■ PROBLEM DESCRIPTION ■
Keep only the lines that hold the string "here", filtering out the rest of the entries below.
__________
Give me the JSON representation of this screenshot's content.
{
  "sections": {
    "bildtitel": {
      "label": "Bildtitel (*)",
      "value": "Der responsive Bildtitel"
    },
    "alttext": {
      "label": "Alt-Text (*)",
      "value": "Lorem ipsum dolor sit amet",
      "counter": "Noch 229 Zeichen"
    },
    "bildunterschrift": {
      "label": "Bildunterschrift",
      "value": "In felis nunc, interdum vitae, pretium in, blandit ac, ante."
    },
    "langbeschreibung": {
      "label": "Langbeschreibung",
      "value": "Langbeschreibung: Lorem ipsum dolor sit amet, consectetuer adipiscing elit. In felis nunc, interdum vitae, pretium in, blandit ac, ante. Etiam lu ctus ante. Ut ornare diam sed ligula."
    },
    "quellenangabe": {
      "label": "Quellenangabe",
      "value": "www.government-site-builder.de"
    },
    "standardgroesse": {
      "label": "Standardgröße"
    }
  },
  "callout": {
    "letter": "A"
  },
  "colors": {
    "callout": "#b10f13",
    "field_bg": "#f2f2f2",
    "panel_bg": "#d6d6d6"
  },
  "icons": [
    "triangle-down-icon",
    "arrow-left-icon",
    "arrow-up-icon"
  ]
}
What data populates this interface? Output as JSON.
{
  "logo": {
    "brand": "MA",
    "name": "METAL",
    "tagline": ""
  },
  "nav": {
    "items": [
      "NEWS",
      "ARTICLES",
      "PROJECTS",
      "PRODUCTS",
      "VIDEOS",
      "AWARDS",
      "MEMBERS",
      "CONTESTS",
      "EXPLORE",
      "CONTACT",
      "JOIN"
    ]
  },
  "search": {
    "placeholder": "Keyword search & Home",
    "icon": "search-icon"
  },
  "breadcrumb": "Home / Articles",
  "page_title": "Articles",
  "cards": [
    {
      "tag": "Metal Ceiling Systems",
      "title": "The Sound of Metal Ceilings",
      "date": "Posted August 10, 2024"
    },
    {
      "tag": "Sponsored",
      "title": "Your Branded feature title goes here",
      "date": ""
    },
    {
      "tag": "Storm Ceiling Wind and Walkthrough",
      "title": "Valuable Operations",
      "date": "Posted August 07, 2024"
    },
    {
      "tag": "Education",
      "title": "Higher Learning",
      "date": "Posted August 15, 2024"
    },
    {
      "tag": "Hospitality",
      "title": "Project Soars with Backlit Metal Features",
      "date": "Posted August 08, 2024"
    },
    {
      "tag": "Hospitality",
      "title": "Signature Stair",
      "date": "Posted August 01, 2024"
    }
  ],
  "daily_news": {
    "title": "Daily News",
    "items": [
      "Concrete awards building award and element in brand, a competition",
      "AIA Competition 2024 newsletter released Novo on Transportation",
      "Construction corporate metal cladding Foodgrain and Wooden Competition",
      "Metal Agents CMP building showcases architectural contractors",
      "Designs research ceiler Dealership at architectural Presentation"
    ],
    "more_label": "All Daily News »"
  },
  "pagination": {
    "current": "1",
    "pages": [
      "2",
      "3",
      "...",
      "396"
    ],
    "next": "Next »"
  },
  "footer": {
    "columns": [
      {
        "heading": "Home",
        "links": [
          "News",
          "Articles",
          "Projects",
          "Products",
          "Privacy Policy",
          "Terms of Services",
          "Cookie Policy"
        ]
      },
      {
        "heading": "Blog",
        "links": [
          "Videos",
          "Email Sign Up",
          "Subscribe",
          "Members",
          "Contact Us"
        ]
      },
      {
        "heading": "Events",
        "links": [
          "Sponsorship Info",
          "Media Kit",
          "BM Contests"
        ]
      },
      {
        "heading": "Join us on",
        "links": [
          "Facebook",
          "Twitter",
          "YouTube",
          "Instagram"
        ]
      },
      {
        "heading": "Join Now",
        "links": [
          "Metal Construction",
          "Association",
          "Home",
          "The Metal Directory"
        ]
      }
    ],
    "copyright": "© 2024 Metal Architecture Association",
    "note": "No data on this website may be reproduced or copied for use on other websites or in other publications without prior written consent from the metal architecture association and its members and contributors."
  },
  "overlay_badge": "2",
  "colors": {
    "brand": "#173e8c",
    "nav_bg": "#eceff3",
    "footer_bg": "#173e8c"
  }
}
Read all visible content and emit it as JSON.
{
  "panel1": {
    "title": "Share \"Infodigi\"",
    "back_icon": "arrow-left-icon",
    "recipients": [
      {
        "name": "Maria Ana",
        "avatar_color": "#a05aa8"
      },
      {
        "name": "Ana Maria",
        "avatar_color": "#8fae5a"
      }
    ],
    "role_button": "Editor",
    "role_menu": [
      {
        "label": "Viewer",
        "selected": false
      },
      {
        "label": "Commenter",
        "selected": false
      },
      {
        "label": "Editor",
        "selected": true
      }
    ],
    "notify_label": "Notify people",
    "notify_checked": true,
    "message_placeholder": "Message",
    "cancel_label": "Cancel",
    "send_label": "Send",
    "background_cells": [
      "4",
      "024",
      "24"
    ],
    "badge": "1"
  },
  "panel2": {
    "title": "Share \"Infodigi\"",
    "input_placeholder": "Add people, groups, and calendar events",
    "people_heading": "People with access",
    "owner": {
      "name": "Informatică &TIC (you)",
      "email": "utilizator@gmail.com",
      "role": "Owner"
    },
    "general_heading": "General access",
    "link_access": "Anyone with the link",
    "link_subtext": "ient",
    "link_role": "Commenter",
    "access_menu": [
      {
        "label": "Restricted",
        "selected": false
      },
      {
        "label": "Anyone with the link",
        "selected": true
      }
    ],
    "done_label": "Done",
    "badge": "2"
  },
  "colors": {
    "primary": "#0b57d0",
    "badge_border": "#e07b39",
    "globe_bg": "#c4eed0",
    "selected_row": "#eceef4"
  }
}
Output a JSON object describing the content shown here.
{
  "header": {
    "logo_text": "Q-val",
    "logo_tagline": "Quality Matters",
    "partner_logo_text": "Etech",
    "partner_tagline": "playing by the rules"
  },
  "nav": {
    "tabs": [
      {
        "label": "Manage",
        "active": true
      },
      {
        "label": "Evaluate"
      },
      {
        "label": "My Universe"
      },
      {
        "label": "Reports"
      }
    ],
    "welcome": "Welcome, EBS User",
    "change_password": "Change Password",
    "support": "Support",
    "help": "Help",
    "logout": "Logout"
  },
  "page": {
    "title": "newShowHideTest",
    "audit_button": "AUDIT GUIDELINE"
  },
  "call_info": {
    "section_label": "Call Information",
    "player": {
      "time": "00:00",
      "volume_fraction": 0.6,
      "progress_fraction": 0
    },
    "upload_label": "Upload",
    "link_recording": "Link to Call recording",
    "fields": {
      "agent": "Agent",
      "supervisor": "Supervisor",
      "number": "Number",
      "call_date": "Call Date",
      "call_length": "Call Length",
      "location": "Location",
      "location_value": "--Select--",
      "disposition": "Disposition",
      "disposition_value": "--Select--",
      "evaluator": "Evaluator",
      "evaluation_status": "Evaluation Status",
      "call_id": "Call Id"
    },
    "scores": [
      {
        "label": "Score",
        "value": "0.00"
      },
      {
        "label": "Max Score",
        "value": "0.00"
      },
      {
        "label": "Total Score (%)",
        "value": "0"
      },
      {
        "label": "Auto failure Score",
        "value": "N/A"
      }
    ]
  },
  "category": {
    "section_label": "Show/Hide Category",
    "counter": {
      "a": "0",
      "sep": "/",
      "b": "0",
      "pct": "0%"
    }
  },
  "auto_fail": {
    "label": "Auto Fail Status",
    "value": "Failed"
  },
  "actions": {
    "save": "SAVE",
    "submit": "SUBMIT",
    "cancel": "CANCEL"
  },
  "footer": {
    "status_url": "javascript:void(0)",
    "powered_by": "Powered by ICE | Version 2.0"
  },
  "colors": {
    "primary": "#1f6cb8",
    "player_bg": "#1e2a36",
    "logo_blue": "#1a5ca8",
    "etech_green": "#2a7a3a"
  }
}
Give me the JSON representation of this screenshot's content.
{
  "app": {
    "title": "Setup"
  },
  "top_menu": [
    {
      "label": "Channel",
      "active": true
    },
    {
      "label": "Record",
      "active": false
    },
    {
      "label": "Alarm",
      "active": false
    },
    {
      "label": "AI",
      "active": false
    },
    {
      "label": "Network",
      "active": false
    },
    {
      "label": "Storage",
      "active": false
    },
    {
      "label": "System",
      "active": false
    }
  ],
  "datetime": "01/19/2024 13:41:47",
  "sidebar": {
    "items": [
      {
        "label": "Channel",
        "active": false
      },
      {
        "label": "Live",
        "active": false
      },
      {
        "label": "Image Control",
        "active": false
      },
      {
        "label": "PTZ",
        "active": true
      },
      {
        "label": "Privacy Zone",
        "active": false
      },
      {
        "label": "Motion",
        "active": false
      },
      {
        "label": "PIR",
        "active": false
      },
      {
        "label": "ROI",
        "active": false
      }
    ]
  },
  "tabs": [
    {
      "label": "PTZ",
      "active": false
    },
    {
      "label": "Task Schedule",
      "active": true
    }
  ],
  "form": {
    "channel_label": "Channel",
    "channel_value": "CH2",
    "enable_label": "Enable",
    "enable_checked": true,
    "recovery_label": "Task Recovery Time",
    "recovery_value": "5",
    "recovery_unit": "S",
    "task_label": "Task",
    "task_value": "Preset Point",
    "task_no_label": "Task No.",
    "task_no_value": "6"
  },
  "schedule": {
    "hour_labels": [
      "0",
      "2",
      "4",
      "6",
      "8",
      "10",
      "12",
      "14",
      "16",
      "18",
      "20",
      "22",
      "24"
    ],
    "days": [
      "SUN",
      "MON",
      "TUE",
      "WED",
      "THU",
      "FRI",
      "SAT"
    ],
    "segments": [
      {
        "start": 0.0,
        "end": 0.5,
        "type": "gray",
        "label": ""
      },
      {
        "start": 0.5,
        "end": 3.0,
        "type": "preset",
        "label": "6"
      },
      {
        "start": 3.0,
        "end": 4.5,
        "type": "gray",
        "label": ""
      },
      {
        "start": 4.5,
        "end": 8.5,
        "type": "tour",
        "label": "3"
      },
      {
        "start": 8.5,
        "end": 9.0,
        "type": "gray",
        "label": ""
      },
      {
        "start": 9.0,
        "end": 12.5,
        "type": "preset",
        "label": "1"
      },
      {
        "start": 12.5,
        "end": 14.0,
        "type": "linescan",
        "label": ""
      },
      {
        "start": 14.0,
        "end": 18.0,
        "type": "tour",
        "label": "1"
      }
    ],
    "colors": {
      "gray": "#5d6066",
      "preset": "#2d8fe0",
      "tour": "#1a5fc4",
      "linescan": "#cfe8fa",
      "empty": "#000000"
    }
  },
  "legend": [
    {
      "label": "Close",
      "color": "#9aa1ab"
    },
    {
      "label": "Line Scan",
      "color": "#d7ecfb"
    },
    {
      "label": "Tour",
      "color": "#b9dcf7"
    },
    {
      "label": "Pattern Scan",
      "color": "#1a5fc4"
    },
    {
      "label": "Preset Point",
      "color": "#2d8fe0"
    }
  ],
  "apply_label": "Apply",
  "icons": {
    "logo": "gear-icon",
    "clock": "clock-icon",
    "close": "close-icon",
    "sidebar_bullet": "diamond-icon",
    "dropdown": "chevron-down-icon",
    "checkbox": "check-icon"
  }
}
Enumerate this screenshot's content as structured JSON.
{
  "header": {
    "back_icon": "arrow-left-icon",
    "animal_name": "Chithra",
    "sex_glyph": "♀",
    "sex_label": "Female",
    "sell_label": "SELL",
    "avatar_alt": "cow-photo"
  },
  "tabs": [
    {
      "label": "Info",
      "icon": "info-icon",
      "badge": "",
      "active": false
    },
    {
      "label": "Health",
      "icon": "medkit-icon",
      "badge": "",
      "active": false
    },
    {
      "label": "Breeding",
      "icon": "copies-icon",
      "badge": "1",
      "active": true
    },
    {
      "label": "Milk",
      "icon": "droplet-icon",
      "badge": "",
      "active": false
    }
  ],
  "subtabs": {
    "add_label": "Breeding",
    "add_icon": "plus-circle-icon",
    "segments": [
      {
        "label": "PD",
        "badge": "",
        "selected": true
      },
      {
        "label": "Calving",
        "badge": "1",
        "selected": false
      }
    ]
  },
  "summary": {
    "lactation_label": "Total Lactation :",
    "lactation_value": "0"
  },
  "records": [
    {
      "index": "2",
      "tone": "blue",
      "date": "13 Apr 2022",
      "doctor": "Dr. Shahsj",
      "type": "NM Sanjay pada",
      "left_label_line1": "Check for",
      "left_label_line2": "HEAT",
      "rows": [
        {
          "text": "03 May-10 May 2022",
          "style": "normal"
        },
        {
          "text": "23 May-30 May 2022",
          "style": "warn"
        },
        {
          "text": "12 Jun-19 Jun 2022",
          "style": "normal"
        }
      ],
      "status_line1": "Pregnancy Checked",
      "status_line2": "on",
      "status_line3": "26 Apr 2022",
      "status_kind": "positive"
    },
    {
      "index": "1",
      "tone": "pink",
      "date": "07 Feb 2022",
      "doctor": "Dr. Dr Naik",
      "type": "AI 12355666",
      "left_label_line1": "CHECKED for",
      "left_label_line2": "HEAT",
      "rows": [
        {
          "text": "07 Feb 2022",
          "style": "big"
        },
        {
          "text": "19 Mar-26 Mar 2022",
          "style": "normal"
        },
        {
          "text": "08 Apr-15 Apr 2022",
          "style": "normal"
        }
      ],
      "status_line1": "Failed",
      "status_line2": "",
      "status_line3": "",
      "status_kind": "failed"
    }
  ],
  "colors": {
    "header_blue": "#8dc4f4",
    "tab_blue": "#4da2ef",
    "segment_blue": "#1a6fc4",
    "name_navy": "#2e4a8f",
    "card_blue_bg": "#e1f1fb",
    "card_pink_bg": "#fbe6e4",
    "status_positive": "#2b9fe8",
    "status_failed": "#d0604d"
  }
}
__________
■ SOLUTION FOR THIS EXERCISE ■
      "title": "Your Branded feature title goes here",
Output a JSON object describing the content shown here.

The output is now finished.